WHAT IS NEEDED | Go through the material below and count the lines with the string "toàn"; the number is the whole answer.

Dataset records:
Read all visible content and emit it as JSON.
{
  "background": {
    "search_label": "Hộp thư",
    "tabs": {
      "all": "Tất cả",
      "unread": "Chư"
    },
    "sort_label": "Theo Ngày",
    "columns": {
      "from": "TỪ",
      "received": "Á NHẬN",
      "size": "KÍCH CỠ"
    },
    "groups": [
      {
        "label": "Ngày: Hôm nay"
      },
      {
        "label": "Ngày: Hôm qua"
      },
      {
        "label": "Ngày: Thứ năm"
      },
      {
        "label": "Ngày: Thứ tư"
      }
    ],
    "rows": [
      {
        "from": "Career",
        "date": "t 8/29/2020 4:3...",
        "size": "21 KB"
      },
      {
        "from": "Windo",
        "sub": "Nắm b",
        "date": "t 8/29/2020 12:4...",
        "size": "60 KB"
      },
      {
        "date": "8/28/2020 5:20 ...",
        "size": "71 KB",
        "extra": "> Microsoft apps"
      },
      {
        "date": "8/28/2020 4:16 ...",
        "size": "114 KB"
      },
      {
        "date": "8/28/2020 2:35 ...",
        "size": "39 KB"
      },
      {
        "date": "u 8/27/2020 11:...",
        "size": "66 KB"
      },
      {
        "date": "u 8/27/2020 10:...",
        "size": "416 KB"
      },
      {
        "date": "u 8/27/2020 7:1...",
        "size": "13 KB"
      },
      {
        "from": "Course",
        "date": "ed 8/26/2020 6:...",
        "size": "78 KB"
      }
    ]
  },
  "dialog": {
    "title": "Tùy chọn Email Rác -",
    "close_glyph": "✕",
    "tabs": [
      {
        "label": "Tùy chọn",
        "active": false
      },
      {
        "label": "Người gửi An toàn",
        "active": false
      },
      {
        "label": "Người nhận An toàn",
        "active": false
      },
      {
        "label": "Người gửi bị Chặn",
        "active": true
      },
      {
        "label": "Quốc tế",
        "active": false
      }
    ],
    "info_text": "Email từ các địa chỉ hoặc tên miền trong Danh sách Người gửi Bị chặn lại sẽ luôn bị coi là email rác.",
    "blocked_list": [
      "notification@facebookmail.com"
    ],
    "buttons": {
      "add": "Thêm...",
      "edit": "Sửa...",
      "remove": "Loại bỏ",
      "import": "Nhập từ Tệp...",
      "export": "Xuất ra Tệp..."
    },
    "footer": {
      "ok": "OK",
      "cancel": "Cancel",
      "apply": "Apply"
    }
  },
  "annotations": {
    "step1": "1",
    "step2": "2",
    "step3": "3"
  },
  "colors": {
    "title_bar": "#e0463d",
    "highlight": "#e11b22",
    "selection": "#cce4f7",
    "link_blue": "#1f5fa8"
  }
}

SOLUTION FOR THIS EXERCISE | 2